» Information supplied
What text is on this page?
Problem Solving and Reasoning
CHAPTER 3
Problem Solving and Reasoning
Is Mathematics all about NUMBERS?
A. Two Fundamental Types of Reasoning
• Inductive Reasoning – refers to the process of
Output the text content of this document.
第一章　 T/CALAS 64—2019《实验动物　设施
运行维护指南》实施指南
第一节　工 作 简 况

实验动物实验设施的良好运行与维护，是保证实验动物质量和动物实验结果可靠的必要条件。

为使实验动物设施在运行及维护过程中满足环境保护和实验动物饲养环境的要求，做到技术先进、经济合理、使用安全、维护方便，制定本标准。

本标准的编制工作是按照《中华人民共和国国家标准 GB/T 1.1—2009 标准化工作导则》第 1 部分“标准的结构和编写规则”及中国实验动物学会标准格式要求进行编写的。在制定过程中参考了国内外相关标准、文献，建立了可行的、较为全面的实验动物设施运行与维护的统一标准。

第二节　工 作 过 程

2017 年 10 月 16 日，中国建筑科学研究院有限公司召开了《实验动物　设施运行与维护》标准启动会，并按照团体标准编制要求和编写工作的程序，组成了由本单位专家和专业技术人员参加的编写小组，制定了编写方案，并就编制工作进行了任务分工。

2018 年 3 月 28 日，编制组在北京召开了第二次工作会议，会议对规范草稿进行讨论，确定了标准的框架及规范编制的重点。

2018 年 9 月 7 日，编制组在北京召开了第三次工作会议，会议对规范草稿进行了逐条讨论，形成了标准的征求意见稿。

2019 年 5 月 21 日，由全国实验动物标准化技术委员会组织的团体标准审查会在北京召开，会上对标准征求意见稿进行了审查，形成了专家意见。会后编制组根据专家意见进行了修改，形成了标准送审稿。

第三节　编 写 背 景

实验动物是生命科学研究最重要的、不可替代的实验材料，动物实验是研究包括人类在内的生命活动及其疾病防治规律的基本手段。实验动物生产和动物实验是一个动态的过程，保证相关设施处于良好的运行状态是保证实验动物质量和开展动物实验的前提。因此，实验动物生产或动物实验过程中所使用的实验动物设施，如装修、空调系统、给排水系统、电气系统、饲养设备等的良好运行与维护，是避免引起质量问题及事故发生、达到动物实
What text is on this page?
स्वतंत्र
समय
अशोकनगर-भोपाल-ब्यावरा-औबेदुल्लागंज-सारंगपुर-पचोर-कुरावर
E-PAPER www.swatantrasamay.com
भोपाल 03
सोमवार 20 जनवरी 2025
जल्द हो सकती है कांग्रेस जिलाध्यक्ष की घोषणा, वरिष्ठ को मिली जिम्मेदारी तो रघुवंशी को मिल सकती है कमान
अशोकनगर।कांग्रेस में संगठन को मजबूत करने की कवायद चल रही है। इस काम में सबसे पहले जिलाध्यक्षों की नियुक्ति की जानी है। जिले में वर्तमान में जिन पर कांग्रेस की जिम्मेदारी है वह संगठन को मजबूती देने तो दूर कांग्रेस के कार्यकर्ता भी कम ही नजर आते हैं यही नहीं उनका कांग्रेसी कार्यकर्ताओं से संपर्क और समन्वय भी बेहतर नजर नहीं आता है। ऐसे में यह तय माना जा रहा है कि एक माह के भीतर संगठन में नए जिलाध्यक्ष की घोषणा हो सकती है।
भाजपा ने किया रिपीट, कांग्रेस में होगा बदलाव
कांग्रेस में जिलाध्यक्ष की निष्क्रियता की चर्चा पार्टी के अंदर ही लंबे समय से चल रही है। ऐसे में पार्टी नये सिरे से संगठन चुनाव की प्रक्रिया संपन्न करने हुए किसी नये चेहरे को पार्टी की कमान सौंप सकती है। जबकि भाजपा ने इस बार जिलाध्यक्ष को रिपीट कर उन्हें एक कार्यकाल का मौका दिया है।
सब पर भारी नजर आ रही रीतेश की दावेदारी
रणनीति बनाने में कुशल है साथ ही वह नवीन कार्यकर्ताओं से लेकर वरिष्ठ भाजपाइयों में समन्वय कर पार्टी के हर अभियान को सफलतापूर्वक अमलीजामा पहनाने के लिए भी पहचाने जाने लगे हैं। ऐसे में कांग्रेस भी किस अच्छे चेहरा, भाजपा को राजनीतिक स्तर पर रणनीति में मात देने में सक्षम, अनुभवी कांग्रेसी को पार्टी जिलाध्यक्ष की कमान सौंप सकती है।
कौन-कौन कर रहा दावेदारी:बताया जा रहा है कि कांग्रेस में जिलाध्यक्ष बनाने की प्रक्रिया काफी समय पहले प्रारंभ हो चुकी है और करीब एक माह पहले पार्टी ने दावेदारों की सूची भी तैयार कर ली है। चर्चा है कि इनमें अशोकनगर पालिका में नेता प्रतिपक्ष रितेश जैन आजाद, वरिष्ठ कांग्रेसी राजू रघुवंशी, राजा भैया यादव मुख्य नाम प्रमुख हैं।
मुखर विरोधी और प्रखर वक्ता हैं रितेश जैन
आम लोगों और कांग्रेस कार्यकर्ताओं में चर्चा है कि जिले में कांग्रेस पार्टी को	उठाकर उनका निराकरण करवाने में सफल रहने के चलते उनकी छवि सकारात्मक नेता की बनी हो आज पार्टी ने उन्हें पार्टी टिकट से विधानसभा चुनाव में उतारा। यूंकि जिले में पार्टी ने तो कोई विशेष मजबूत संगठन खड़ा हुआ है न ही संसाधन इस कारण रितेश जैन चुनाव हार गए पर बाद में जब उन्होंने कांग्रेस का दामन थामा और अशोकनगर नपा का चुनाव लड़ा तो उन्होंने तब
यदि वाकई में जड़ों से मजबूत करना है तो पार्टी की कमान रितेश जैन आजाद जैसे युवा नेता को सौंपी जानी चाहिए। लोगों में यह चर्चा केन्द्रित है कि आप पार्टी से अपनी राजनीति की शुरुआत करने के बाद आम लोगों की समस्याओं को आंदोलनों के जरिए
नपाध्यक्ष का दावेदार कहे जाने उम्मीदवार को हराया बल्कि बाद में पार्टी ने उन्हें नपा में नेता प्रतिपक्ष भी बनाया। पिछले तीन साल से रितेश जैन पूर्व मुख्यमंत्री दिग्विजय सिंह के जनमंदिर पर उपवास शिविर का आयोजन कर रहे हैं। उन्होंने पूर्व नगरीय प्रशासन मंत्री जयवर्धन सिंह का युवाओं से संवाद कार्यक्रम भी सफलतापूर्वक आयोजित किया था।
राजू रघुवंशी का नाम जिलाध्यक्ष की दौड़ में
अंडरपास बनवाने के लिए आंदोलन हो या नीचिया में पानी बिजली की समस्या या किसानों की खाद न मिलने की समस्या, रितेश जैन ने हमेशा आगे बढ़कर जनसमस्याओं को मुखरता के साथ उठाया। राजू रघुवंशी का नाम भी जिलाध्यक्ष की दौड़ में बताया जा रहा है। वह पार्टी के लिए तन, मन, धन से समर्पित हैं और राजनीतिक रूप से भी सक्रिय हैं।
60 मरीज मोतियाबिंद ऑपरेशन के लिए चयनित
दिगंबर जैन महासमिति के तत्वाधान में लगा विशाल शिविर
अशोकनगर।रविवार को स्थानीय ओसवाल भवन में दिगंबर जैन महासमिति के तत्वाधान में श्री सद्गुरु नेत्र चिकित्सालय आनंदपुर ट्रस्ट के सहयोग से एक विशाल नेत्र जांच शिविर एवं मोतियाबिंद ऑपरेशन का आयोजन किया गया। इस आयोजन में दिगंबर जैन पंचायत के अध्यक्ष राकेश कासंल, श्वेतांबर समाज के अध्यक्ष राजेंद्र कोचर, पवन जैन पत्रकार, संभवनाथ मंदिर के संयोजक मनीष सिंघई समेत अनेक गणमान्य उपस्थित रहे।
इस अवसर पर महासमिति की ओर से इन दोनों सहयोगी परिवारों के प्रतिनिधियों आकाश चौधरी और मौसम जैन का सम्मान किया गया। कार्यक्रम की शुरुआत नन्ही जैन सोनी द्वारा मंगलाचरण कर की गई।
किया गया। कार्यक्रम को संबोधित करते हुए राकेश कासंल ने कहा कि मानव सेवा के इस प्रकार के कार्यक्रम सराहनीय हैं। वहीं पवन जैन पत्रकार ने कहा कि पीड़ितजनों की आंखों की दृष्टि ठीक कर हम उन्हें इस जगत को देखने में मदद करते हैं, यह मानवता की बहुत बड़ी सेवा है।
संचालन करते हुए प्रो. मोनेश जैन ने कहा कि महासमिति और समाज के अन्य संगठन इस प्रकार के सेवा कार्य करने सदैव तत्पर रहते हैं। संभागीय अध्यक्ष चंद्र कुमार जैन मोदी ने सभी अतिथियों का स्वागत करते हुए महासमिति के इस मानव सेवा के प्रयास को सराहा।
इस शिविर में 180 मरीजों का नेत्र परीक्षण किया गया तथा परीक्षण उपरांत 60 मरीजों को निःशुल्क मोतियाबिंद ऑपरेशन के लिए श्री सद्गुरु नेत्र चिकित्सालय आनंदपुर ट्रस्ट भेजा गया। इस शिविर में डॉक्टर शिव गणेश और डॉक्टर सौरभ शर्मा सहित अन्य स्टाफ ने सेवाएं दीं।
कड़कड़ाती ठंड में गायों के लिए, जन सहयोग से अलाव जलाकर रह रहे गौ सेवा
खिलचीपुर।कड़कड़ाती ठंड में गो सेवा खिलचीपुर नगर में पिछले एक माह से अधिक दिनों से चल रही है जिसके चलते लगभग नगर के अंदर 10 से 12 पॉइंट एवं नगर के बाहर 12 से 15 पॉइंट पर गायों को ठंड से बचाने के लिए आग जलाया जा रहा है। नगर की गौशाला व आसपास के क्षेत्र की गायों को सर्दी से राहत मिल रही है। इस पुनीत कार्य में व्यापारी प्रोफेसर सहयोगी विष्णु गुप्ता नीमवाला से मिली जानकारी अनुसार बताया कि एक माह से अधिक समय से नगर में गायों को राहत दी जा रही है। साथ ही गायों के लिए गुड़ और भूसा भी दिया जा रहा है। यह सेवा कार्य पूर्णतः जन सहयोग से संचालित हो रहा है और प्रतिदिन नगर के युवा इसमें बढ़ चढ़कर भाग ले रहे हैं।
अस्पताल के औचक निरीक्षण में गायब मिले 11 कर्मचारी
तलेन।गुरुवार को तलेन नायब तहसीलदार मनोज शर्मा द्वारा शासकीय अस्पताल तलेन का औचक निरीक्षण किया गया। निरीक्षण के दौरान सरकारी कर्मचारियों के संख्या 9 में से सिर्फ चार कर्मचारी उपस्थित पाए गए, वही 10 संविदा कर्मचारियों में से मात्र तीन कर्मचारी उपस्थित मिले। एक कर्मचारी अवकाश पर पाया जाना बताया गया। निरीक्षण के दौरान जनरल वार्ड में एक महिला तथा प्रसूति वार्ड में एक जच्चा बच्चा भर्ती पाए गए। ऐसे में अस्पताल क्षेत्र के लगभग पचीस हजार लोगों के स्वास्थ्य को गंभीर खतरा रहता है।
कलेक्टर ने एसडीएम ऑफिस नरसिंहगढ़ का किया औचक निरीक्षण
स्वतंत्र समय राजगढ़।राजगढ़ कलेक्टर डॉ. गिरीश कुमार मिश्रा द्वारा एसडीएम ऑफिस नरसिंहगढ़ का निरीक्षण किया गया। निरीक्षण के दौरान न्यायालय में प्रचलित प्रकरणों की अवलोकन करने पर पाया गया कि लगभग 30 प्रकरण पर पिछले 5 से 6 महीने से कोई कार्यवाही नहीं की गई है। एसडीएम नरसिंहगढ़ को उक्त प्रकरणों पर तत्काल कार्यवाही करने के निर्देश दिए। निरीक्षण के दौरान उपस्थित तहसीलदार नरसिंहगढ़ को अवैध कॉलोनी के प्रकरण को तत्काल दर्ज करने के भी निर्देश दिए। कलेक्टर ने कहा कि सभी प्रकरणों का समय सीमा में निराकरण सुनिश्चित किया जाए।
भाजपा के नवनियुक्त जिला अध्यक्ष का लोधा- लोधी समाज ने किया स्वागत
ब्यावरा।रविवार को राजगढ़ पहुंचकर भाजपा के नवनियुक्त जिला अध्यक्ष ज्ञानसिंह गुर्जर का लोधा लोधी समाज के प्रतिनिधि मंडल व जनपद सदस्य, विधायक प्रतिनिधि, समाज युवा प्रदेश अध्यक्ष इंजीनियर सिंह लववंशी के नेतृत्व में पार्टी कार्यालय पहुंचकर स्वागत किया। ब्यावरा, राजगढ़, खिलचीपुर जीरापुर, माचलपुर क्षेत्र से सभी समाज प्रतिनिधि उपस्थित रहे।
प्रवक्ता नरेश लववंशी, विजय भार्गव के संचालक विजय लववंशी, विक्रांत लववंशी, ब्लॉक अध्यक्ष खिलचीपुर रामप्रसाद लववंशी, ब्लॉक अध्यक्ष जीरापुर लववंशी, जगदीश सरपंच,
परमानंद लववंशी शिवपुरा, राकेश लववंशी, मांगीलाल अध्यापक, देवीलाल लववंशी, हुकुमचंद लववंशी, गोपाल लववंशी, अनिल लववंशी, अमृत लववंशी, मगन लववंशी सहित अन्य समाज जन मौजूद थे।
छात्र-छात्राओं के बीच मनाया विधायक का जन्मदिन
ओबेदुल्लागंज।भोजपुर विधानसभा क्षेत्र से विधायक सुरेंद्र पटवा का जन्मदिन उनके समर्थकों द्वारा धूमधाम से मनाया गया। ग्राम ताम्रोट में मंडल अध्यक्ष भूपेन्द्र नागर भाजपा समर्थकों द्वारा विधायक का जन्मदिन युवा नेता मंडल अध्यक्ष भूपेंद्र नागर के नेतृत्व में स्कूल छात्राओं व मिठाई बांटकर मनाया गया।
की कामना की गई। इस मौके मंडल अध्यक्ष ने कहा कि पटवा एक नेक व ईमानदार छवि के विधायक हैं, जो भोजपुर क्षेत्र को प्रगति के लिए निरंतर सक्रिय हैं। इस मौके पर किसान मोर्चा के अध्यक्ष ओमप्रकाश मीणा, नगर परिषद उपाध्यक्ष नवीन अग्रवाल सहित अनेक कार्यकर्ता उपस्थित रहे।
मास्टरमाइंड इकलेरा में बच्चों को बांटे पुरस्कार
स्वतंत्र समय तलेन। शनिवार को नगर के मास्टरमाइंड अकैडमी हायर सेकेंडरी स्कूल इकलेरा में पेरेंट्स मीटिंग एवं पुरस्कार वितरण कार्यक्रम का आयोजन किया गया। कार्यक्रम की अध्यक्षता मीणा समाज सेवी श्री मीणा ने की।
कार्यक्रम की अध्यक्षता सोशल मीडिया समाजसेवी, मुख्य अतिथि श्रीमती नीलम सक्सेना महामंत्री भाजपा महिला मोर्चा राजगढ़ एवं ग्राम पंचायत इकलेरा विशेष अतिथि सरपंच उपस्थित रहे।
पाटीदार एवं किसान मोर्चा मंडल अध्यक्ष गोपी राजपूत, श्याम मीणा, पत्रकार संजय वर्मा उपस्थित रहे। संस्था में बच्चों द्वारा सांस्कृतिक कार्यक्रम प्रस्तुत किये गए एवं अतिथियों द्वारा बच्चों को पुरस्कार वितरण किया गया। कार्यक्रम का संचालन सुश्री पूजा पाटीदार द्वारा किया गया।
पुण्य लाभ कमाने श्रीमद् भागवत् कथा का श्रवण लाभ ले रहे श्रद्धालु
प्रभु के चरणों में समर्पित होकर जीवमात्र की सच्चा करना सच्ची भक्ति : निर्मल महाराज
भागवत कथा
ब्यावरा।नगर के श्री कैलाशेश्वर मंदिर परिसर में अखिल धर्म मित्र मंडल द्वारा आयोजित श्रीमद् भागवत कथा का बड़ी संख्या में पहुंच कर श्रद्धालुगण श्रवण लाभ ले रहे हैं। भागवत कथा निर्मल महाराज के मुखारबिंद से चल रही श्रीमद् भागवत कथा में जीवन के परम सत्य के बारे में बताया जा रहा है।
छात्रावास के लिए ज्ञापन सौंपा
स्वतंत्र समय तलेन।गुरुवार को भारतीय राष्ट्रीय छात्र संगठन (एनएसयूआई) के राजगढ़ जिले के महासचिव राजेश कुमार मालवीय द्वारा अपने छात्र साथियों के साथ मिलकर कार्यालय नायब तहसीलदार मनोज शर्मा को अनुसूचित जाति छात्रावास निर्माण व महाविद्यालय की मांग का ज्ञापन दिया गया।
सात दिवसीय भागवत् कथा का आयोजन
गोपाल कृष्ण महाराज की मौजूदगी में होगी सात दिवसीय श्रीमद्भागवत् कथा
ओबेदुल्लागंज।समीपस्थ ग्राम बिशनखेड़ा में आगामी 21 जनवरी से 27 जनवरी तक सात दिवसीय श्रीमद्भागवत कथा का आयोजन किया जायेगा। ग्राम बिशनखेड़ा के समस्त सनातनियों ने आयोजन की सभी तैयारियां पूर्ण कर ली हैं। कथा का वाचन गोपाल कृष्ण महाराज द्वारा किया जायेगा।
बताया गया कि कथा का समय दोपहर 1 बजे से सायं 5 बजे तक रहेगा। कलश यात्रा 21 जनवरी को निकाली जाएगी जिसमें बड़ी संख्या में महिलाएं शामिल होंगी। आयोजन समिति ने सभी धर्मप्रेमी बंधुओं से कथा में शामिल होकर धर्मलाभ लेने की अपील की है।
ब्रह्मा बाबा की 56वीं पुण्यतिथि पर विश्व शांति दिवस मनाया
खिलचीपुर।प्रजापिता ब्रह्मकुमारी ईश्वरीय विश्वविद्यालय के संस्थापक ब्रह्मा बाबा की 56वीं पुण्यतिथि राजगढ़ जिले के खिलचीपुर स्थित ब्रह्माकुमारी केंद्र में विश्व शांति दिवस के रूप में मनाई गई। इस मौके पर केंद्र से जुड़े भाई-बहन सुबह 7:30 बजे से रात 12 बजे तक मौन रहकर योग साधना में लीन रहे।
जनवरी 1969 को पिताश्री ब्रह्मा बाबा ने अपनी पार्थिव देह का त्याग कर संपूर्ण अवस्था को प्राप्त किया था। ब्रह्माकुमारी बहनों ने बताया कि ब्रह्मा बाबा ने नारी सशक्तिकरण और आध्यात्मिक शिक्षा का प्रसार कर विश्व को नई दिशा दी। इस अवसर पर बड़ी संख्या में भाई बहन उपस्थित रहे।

» The request
How many lines of the data hold the string "अवसर"? Reply with the number alone.

» Result below
2